**Tasks for this exercise**
1. Answer these from the StafferFi page, one line each:
(a) Which pnpm version is pinned?
(b) What does LTOD stand for?
(c) How many agencies per year does the zOS work aim to cover?
2. Say whether each statement agrees with the StafferFi page, and quote the words that decide it:
(a) The project allows yarn for JavaScript dependencies.
(b) The zOS work is at a conceptual or planning stage.
(c) In the zOS architecture, data passes from DuckDB to PostgreSQL.

**Text segment**
________________

Skip to content

mnhpub/stafferfi

Folders and files

NameName
Last commit message
Last commit date

Latest commit

 

History

60 Commits
 
 
 
 
 
 
 
 
 
 
 
 

Repository files navigation

StafferFi

StafferFi consists of three logically seperate layers.

Data Connector

ETL Controller

Model Connector

Domain Store

Federated Connector

Platform Layer

Package Manager

This project uses pnpm exclusively. The specific version is pinned in package.json:

  • Version: pnpm@10.24.0
  • Never use npm or yarn for JavaScript dependencies
  • Docker builder stage enables corepack for pnpm

zOS Integration Context

The zOS project is a separate framework for federal mainframe data modernization:

  • Purpose: Extract data from z/OS mainframes (DB2, VSAM, IMS) via secure TN3270/JCL
  • Architecture: TN3270 TLS connector → JCL submission → DB2 unloads → DuckDB → PostgreSQL → APIs
  • Mission: Cross-agency data layer for federal government without changing legacy mainframes
  • Deployment: Designed for LTOD (Limited Tour of Duty) engineering teams
  • Scope: 20-30 agencies/year with 7-8 engineers via automation

This is conceptual/planning stage work. The demo/ project serves as a reference implementation of the data pipeline architecture.

________________

**Raw records**
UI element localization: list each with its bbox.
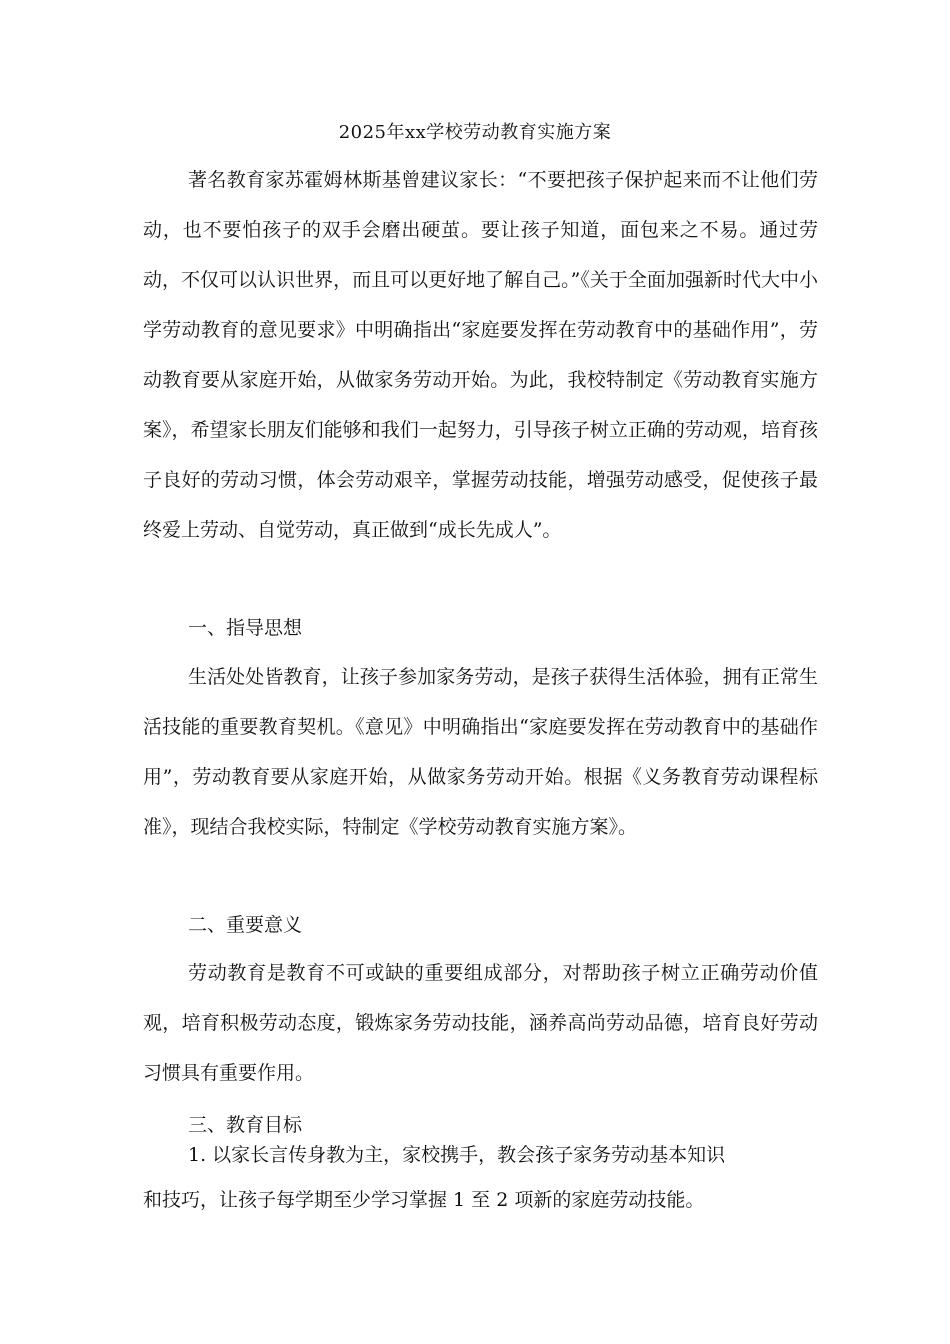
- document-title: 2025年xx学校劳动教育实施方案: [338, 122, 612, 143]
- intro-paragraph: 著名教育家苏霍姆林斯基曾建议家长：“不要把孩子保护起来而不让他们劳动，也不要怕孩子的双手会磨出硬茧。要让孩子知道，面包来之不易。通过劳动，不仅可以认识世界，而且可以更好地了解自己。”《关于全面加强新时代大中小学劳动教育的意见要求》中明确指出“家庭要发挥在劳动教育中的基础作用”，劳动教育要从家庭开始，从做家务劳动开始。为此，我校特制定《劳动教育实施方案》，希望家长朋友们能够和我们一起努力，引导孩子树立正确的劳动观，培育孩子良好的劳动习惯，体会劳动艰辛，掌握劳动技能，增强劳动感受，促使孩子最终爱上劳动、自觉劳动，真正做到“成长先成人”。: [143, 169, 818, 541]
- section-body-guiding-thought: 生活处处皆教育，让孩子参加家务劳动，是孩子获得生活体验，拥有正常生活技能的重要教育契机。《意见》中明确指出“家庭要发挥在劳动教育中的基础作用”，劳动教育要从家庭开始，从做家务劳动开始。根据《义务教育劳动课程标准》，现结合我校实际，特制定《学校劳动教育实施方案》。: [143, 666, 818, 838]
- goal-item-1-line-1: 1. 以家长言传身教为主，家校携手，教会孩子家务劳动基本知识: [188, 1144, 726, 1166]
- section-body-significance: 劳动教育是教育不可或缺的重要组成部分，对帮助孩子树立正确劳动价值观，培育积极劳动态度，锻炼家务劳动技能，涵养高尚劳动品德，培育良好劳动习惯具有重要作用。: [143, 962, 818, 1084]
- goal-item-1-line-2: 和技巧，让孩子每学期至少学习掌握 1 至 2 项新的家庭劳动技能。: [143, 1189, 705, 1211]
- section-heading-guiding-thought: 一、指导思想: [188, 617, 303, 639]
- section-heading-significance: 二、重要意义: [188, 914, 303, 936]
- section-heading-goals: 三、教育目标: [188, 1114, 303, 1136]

________________

**Outputs for the tasks**
1.
(a) pnpm@10.24.0
(b) Limited Tour of Duty
(c) 20-30 agencies per year

2.
(a) No: "Never use npm or yarn for JavaScript dependencies"
(b) Yes: "This is conceptual/planning stage work."
(c) Yes: "DuckDB → PostgreSQL"